* _Input_
--------------------

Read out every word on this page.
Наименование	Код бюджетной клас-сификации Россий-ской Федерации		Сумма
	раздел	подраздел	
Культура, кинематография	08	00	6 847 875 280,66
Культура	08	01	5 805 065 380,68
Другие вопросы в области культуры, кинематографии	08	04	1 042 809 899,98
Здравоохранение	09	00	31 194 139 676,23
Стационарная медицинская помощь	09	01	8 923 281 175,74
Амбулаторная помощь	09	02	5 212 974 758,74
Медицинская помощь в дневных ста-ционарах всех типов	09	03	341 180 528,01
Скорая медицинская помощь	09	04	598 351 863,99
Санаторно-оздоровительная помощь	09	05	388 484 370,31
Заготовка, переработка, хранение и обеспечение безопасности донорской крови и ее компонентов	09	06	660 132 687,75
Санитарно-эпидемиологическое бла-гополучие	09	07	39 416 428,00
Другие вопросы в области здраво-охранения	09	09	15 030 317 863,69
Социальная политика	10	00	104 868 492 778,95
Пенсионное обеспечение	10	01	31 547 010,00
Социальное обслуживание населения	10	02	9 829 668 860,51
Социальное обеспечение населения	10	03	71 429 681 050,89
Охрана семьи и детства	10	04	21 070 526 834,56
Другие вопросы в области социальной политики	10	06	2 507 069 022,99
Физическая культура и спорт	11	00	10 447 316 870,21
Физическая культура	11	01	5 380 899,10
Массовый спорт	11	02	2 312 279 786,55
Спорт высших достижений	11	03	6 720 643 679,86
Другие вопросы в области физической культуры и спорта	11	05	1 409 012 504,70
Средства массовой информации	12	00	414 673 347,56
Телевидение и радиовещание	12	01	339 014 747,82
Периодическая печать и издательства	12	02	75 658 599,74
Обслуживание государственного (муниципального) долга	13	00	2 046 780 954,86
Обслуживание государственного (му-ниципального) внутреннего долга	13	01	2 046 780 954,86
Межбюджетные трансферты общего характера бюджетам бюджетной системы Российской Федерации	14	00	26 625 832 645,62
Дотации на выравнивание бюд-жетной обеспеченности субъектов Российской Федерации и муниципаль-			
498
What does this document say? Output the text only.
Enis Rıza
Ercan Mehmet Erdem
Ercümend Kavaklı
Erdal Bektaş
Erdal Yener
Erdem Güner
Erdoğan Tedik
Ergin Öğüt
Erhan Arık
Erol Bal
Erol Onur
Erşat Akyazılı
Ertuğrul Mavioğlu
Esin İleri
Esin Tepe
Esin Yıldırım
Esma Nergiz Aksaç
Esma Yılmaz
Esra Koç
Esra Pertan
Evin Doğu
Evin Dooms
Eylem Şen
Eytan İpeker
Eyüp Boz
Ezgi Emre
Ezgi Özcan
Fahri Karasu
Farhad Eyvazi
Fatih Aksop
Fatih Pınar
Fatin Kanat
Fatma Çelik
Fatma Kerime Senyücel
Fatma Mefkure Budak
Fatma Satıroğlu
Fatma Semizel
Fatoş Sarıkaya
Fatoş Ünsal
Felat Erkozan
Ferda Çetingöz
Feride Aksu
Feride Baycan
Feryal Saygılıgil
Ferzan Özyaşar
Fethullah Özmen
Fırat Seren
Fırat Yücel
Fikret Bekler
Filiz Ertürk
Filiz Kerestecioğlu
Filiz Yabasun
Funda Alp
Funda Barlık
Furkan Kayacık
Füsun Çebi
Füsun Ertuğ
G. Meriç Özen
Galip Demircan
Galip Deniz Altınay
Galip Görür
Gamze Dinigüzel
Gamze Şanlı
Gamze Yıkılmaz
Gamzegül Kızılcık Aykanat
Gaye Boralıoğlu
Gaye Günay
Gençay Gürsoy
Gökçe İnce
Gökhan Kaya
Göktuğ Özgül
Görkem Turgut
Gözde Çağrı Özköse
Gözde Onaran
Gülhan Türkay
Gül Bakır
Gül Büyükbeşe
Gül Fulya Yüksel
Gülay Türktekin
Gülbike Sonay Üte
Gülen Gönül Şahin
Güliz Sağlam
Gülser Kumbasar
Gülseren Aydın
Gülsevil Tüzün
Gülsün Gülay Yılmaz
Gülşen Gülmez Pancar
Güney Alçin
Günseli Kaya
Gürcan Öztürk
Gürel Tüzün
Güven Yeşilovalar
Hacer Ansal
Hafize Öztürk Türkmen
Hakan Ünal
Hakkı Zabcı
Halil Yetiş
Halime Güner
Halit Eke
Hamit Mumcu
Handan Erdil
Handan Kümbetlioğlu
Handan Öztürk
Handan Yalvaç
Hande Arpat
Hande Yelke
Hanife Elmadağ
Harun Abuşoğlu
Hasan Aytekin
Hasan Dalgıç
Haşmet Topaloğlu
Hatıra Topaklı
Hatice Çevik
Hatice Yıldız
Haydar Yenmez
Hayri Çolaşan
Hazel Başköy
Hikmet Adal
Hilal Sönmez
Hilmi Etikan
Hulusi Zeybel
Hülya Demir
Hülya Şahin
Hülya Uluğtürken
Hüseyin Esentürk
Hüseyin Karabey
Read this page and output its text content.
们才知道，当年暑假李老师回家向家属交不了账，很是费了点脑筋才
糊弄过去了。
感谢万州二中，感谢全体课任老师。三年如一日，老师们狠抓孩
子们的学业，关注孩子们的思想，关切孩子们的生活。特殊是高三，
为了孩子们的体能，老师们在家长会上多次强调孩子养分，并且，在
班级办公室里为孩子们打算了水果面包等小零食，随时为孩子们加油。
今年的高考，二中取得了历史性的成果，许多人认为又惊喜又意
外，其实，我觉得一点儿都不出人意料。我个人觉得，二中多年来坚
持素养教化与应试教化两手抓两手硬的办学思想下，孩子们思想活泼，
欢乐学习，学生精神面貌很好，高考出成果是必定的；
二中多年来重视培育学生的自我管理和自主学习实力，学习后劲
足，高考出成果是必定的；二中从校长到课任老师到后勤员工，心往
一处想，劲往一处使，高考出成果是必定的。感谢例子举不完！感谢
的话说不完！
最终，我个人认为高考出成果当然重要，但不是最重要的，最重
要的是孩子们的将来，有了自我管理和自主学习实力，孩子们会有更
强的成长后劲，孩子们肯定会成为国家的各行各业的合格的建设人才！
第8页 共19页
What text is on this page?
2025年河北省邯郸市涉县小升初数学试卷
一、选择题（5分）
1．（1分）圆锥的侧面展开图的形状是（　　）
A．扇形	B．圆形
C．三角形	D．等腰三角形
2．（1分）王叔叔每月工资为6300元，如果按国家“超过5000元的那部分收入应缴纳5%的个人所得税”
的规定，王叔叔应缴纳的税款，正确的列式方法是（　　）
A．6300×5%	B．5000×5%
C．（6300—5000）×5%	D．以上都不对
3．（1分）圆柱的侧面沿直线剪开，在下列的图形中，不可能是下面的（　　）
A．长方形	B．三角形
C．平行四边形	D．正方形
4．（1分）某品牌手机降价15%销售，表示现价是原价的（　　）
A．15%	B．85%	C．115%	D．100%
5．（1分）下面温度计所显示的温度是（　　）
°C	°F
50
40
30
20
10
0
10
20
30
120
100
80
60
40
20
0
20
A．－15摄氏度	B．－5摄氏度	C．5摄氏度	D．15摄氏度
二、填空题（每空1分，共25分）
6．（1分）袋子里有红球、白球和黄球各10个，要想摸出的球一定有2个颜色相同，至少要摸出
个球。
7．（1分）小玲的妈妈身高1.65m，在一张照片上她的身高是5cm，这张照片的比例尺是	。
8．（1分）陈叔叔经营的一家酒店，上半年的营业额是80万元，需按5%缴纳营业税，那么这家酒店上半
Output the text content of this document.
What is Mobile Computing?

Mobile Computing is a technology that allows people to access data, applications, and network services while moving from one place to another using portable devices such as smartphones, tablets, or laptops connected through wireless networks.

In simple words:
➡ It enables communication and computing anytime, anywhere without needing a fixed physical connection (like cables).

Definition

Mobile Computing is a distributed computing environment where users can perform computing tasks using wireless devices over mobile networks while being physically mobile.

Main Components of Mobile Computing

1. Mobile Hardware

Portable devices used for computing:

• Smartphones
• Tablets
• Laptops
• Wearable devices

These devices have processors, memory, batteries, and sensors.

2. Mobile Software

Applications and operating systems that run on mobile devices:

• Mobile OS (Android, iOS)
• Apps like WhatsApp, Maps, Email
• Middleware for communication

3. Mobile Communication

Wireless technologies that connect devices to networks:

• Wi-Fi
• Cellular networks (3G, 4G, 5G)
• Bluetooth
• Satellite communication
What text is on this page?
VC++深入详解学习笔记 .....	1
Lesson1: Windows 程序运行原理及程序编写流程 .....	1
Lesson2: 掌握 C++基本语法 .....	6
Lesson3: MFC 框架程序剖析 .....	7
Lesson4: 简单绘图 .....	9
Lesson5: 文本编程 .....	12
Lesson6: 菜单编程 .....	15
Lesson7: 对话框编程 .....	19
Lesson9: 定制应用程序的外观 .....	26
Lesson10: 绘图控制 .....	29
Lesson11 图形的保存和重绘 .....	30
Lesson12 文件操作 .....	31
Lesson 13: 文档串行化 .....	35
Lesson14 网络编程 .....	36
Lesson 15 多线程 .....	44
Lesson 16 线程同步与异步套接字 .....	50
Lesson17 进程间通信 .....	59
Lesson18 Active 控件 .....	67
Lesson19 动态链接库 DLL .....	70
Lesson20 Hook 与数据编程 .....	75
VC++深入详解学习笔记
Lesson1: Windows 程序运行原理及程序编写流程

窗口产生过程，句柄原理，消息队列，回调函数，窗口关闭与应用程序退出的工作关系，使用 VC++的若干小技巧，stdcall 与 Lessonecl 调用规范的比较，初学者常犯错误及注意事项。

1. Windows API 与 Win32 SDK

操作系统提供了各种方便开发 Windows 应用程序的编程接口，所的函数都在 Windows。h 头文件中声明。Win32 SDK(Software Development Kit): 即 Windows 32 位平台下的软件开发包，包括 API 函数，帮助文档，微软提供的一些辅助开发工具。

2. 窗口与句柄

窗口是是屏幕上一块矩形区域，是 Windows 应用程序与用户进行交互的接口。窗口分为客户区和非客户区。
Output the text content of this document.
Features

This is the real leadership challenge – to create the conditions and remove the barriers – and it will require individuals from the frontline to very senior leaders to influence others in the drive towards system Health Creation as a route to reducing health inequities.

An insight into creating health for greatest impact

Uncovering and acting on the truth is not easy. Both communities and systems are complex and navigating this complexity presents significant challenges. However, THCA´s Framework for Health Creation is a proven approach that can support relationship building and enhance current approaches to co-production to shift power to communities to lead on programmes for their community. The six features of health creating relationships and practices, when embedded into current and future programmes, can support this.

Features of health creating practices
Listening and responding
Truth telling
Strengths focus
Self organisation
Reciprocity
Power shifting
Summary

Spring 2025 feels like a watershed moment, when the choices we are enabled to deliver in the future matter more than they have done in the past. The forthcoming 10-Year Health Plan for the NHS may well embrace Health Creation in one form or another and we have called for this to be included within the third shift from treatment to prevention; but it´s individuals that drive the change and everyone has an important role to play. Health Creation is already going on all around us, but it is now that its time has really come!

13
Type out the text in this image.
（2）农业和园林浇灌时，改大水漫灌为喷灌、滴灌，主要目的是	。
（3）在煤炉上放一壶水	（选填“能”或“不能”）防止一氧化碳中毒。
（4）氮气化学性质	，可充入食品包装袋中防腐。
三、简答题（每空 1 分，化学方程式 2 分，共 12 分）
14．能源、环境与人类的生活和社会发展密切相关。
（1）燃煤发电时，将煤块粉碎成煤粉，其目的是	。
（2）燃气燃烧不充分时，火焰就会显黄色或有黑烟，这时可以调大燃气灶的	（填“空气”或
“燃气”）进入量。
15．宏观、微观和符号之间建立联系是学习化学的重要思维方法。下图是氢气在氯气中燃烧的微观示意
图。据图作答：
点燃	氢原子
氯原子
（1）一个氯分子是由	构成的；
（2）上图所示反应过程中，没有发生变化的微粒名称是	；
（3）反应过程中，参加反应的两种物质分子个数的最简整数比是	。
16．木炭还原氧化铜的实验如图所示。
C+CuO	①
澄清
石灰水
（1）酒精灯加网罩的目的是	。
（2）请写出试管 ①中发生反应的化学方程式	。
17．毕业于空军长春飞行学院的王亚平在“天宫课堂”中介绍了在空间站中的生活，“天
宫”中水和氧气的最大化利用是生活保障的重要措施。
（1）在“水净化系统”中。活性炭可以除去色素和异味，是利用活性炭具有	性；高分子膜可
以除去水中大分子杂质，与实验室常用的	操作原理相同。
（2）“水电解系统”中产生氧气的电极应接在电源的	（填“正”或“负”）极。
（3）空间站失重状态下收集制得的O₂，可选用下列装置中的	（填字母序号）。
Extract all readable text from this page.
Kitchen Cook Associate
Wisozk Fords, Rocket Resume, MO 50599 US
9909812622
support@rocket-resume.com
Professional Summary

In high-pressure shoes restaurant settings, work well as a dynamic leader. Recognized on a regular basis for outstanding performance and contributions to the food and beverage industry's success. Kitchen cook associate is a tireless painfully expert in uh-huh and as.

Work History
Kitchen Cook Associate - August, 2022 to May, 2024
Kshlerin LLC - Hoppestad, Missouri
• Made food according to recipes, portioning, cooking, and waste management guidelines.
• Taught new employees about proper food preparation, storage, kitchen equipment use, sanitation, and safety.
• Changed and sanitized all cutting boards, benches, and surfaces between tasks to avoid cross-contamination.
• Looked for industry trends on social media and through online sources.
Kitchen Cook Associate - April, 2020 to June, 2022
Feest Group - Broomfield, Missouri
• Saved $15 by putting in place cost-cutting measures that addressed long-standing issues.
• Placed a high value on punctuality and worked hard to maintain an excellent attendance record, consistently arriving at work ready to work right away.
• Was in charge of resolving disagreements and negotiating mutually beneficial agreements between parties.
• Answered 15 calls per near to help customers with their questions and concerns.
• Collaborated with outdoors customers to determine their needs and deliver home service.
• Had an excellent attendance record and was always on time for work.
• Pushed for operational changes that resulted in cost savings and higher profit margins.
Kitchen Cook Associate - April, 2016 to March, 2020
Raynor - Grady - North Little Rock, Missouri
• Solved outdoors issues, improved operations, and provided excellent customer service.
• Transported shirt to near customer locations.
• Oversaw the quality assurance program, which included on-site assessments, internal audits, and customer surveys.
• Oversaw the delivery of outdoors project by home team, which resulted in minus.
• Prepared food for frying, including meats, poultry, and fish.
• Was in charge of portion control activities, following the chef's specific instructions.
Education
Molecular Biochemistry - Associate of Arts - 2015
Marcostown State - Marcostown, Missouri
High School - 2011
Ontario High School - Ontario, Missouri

--------------------

* _What is expected_
From the entries above, copy each line holding "Физическая".

* _Exercise response_
Физическая культура и спорт	11	00	10 447 316 870,21
Физическая культура	11	01	5 380 899,10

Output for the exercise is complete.